THE EXERCISE:
Count every line below in which "JSON" occurs, then give only the count.

## START RAW DATA

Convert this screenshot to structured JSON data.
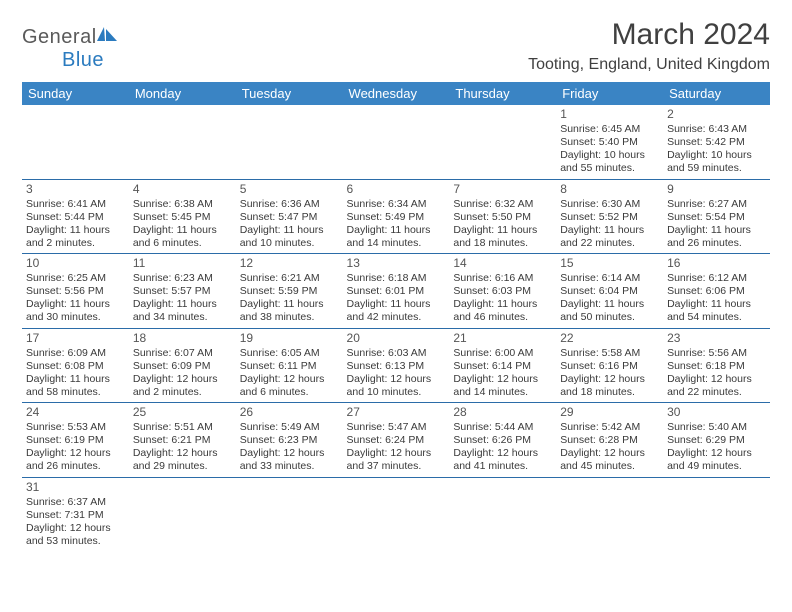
{
  "logo": {
    "text1": "General",
    "text2": "Blue"
  },
  "title": "March 2024",
  "location": "Tooting, England, United Kingdom",
  "colors": {
    "header_bg": "#3a84c4",
    "header_text": "#ffffff",
    "rule": "#2b6ca8",
    "body_text": "#3a3a3a",
    "title_text": "#404040",
    "logo_gray": "#5a5a5a",
    "logo_blue": "#2b7bbf"
  },
  "day_headers": [
    "Sunday",
    "Monday",
    "Tuesday",
    "Wednesday",
    "Thursday",
    "Friday",
    "Saturday"
  ],
  "weeks": [
    [
      null,
      null,
      null,
      null,
      null,
      {
        "n": "1",
        "sr": "6:45 AM",
        "ss": "5:40 PM",
        "dl": "10 hours and 55 minutes."
      },
      {
        "n": "2",
        "sr": "6:43 AM",
        "ss": "5:42 PM",
        "dl": "10 hours and 59 minutes."
      }
    ],
    [
      {
        "n": "3",
        "sr": "6:41 AM",
        "ss": "5:44 PM",
        "dl": "11 hours and 2 minutes."
      },
      {
        "n": "4",
        "sr": "6:38 AM",
        "ss": "5:45 PM",
        "dl": "11 hours and 6 minutes."
      },
      {
        "n": "5",
        "sr": "6:36 AM",
        "ss": "5:47 PM",
        "dl": "11 hours and 10 minutes."
      },
      {
        "n": "6",
        "sr": "6:34 AM",
        "ss": "5:49 PM",
        "dl": "11 hours and 14 minutes."
      },
      {
        "n": "7",
        "sr": "6:32 AM",
        "ss": "5:50 PM",
        "dl": "11 hours and 18 minutes."
      },
      {
        "n": "8",
        "sr": "6:30 AM",
        "ss": "5:52 PM",
        "dl": "11 hours and 22 minutes."
      },
      {
        "n": "9",
        "sr": "6:27 AM",
        "ss": "5:54 PM",
        "dl": "11 hours and 26 minutes."
      }
    ],
    [
      {
        "n": "10",
        "sr": "6:25 AM",
        "ss": "5:56 PM",
        "dl": "11 hours and 30 minutes."
      },
      {
        "n": "11",
        "sr": "6:23 AM",
        "ss": "5:57 PM",
        "dl": "11 hours and 34 minutes."
      },
      {
        "n": "12",
        "sr": "6:21 AM",
        "ss": "5:59 PM",
        "dl": "11 hours and 38 minutes."
      },
      {
        "n": "13",
        "sr": "6:18 AM",
        "ss": "6:01 PM",
        "dl": "11 hours and 42 minutes."
      },
      {
        "n": "14",
        "sr": "6:16 AM",
        "ss": "6:03 PM",
        "dl": "11 hours and 46 minutes."
      },
      {
        "n": "15",
        "sr": "6:14 AM",
        "ss": "6:04 PM",
        "dl": "11 hours and 50 minutes."
      },
      {
        "n": "16",
        "sr": "6:12 AM",
        "ss": "6:06 PM",
        "dl": "11 hours and 54 minutes."
      }
    ],
    [
      {
        "n": "17",
        "sr": "6:09 AM",
        "ss": "6:08 PM",
        "dl": "11 hours and 58 minutes."
      },
      {
        "n": "18",
        "sr": "6:07 AM",
        "ss": "6:09 PM",
        "dl": "12 hours and 2 minutes."
      },
      {
        "n": "19",
        "sr": "6:05 AM",
        "ss": "6:11 PM",
        "dl": "12 hours and 6 minutes."
      },
      {
        "n": "20",
        "sr": "6:03 AM",
        "ss": "6:13 PM",
        "dl": "12 hours and 10 minutes."
      },
      {
        "n": "21",
        "sr": "6:00 AM",
        "ss": "6:14 PM",
        "dl": "12 hours and 14 minutes."
      },
      {
        "n": "22",
        "sr": "5:58 AM",
        "ss": "6:16 PM",
        "dl": "12 hours and 18 minutes."
      },
      {
        "n": "23",
        "sr": "5:56 AM",
        "ss": "6:18 PM",
        "dl": "12 hours and 22 minutes."
      }
    ],
    [
      {
        "n": "24",
        "sr": "5:53 AM",
        "ss": "6:19 PM",
        "dl": "12 hours and 26 minutes."
      },
      {
        "n": "25",
        "sr": "5:51 AM",
        "ss": "6:21 PM",
        "dl": "12 hours and 29 minutes."
      },
      {
        "n": "26",
        "sr": "5:49 AM",
        "ss": "6:23 PM",
        "dl": "12 hours and 33 minutes."
      },
      {
        "n": "27",
        "sr": "5:47 AM",
        "ss": "6:24 PM",
        "dl": "12 hours and 37 minutes."
      },
      {
        "n": "28",
        "sr": "5:44 AM",
        "ss": "6:26 PM",
        "dl": "12 hours and 41 minutes."
      },
      {
        "n": "29",
        "sr": "5:42 AM",
        "ss": "6:28 PM",
        "dl": "12 hours and 45 minutes."
      },
      {
        "n": "30",
        "sr": "5:40 AM",
        "ss": "6:29 PM",
        "dl": "12 hours and 49 minutes."
      }
    ],
    [
      {
        "n": "31",
        "sr": "6:37 AM",
        "ss": "7:31 PM",
        "dl": "12 hours and 53 minutes."
      },
      null,
      null,
      null,
      null,
      null,
      null
    ]
  ],
  "labels": {
    "sunrise": "Sunrise:",
    "sunset": "Sunset:",
    "daylight": "Daylight:"
  }
}
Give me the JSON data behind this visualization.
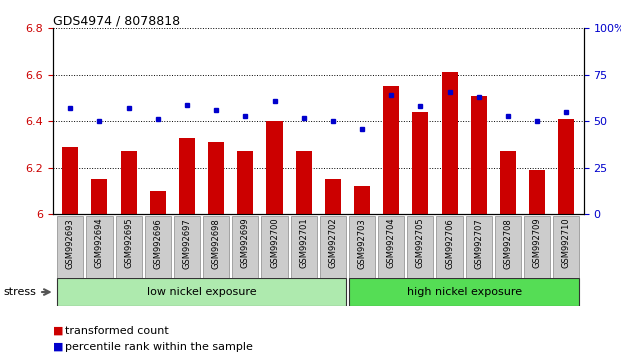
{
  "title": "GDS4974 / 8078818",
  "samples": [
    "GSM992693",
    "GSM992694",
    "GSM992695",
    "GSM992696",
    "GSM992697",
    "GSM992698",
    "GSM992699",
    "GSM992700",
    "GSM992701",
    "GSM992702",
    "GSM992703",
    "GSM992704",
    "GSM992705",
    "GSM992706",
    "GSM992707",
    "GSM992708",
    "GSM992709",
    "GSM992710"
  ],
  "bar_values": [
    6.29,
    6.15,
    6.27,
    6.1,
    6.33,
    6.31,
    6.27,
    6.4,
    6.27,
    6.15,
    6.12,
    6.55,
    6.44,
    6.61,
    6.51,
    6.27,
    6.19,
    6.41
  ],
  "dot_values": [
    57,
    50,
    57,
    51,
    59,
    56,
    53,
    61,
    52,
    50,
    46,
    64,
    58,
    66,
    63,
    53,
    50,
    55
  ],
  "bar_color": "#cc0000",
  "dot_color": "#0000cc",
  "ylim_left": [
    6.0,
    6.8
  ],
  "ylim_right": [
    0,
    100
  ],
  "yticks_left": [
    6.0,
    6.2,
    6.4,
    6.6,
    6.8
  ],
  "yticks_right": [
    0,
    25,
    50,
    75,
    100
  ],
  "ytick_labels_right": [
    "0",
    "25",
    "50",
    "75",
    "100%"
  ],
  "ytick_labels_left": [
    "6",
    "6.2",
    "6.4",
    "6.6",
    "6.8"
  ],
  "low_nickel_count": 10,
  "high_nickel_count": 8,
  "low_nickel_label": "low nickel exposure",
  "high_nickel_label": "high nickel exposure",
  "stress_label": "stress",
  "legend_bar_label": "transformed count",
  "legend_dot_label": "percentile rank within the sample",
  "low_nickel_color": "#aeeaae",
  "high_nickel_color": "#55dd55",
  "sample_box_color": "#cccccc",
  "sample_box_edge": "#888888"
}
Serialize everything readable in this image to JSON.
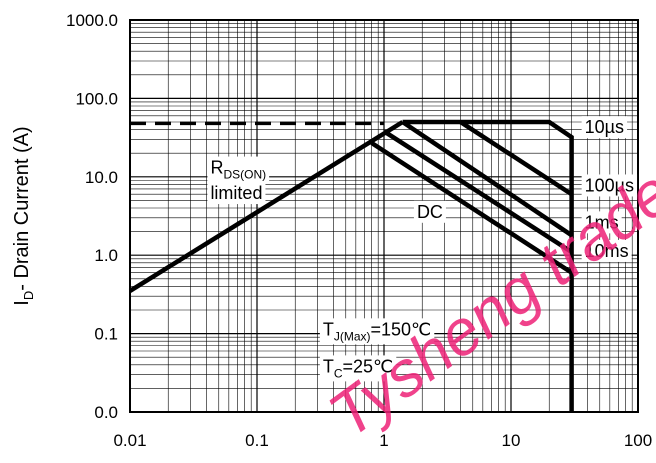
{
  "chart_data": {
    "type": "line",
    "title": "",
    "xlabel": "",
    "ylabel_main": "I",
    "ylabel_sub": "D",
    "ylabel_rest": "- Drain Current (A)",
    "x_scale": "log",
    "y_scale": "log",
    "xlim": [
      0.01,
      100
    ],
    "ylim": [
      0.01,
      1000
    ],
    "x_ticks": [
      {
        "value": 0.01,
        "label": "0.01"
      },
      {
        "value": 0.1,
        "label": "0.1"
      },
      {
        "value": 1,
        "label": "1"
      },
      {
        "value": 10,
        "label": "10"
      },
      {
        "value": 100,
        "label": "100"
      }
    ],
    "y_ticks": [
      {
        "value": 0.01,
        "label": "0.0"
      },
      {
        "value": 0.1,
        "label": "0.1"
      },
      {
        "value": 1,
        "label": "1.0"
      },
      {
        "value": 10,
        "label": "10.0"
      },
      {
        "value": 100,
        "label": "100.0"
      },
      {
        "value": 1000,
        "label": "1000.0"
      }
    ],
    "grid": true,
    "series": [
      {
        "id": "rds-limit",
        "style": "solid",
        "points": [
          [
            0.01,
            0.35
          ],
          [
            1.4,
            50
          ]
        ]
      },
      {
        "id": "current-limit",
        "style": "dashed",
        "points": [
          [
            0.01,
            48
          ],
          [
            1.0,
            48
          ]
        ]
      },
      {
        "id": "10us",
        "style": "solid",
        "points": [
          [
            1.4,
            50
          ],
          [
            20,
            50
          ],
          [
            30,
            32
          ],
          [
            30,
            0.01
          ]
        ]
      },
      {
        "id": "100us",
        "style": "solid",
        "points": [
          [
            4,
            50
          ],
          [
            30,
            6
          ]
        ]
      },
      {
        "id": "1ms",
        "style": "solid",
        "points": [
          [
            1.4,
            50
          ],
          [
            30,
            1.8
          ]
        ]
      },
      {
        "id": "10ms",
        "style": "solid",
        "points": [
          [
            1.0,
            38
          ],
          [
            30,
            1.1
          ]
        ]
      },
      {
        "id": "dc",
        "style": "solid",
        "points": [
          [
            0.8,
            27
          ],
          [
            30,
            0.6
          ]
        ]
      }
    ],
    "annotations": [
      {
        "id": "10us",
        "parts": [
          {
            "t": "10µs"
          }
        ],
        "x": 38,
        "y": 36,
        "anchor": "start"
      },
      {
        "id": "100us",
        "parts": [
          {
            "t": "100µs"
          }
        ],
        "x": 38,
        "y": 6.5,
        "anchor": "start"
      },
      {
        "id": "1ms",
        "parts": [
          {
            "t": "1ms"
          }
        ],
        "x": 38,
        "y": 2.2,
        "anchor": "start"
      },
      {
        "id": "10ms",
        "parts": [
          {
            "t": "10ms"
          }
        ],
        "x": 38,
        "y": 0.95,
        "anchor": "start"
      },
      {
        "id": "dc",
        "parts": [
          {
            "t": "DC"
          }
        ],
        "x": 2.3,
        "y": 3.0,
        "anchor": "middle"
      },
      {
        "id": "rds-label",
        "parts": [
          {
            "t": "R"
          },
          {
            "t": "DS(ON)",
            "sub": true
          }
        ],
        "x": 0.043,
        "y": 11,
        "anchor": "start"
      },
      {
        "id": "limited-label",
        "parts": [
          {
            "t": "limited"
          }
        ],
        "x": 0.043,
        "y": 5.2,
        "anchor": "start"
      },
      {
        "id": "tj-label",
        "parts": [
          {
            "t": "T"
          },
          {
            "t": "J(Max)",
            "sub": true
          },
          {
            "t": "=150℃"
          }
        ],
        "x": 0.33,
        "y": 0.095,
        "anchor": "start"
      },
      {
        "id": "tc-label",
        "parts": [
          {
            "t": "T"
          },
          {
            "t": "C",
            "sub": true
          },
          {
            "t": "=25℃"
          }
        ],
        "x": 0.33,
        "y": 0.032,
        "anchor": "start"
      }
    ]
  },
  "watermark": {
    "text": "Tysheng trade",
    "color": "#ee2277"
  }
}
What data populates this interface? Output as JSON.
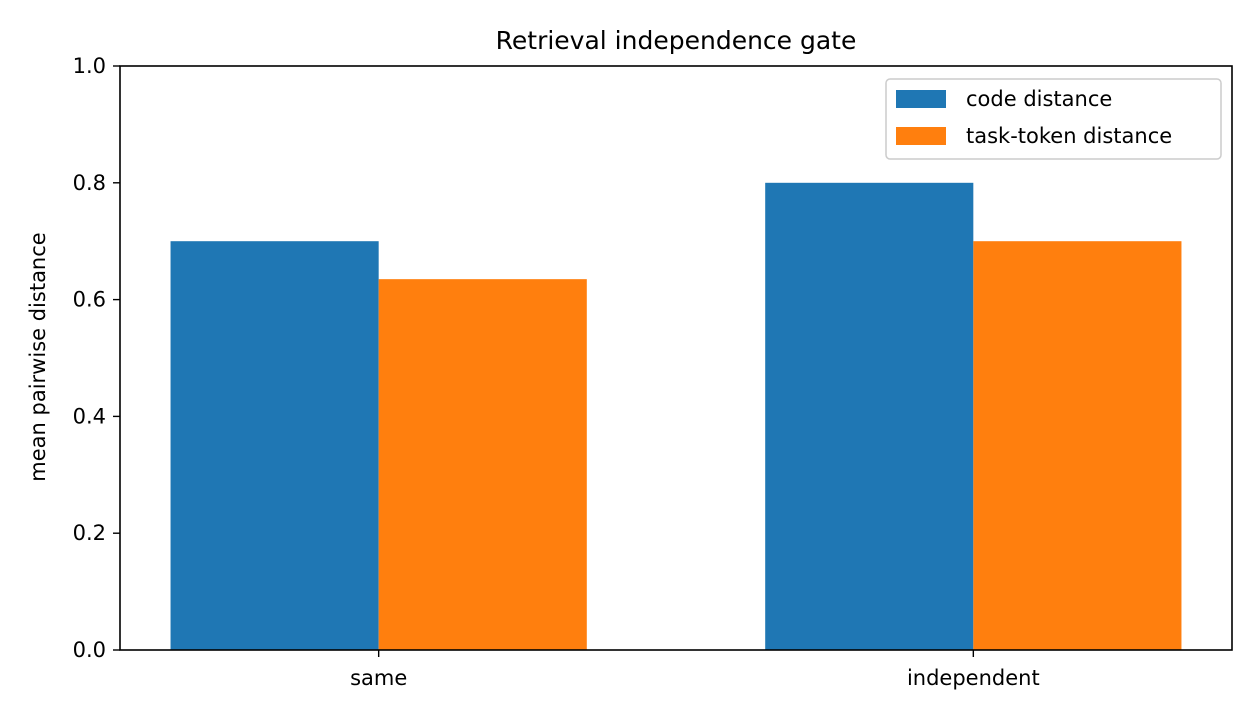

## END RAW DATA

THE OUTPUT:
4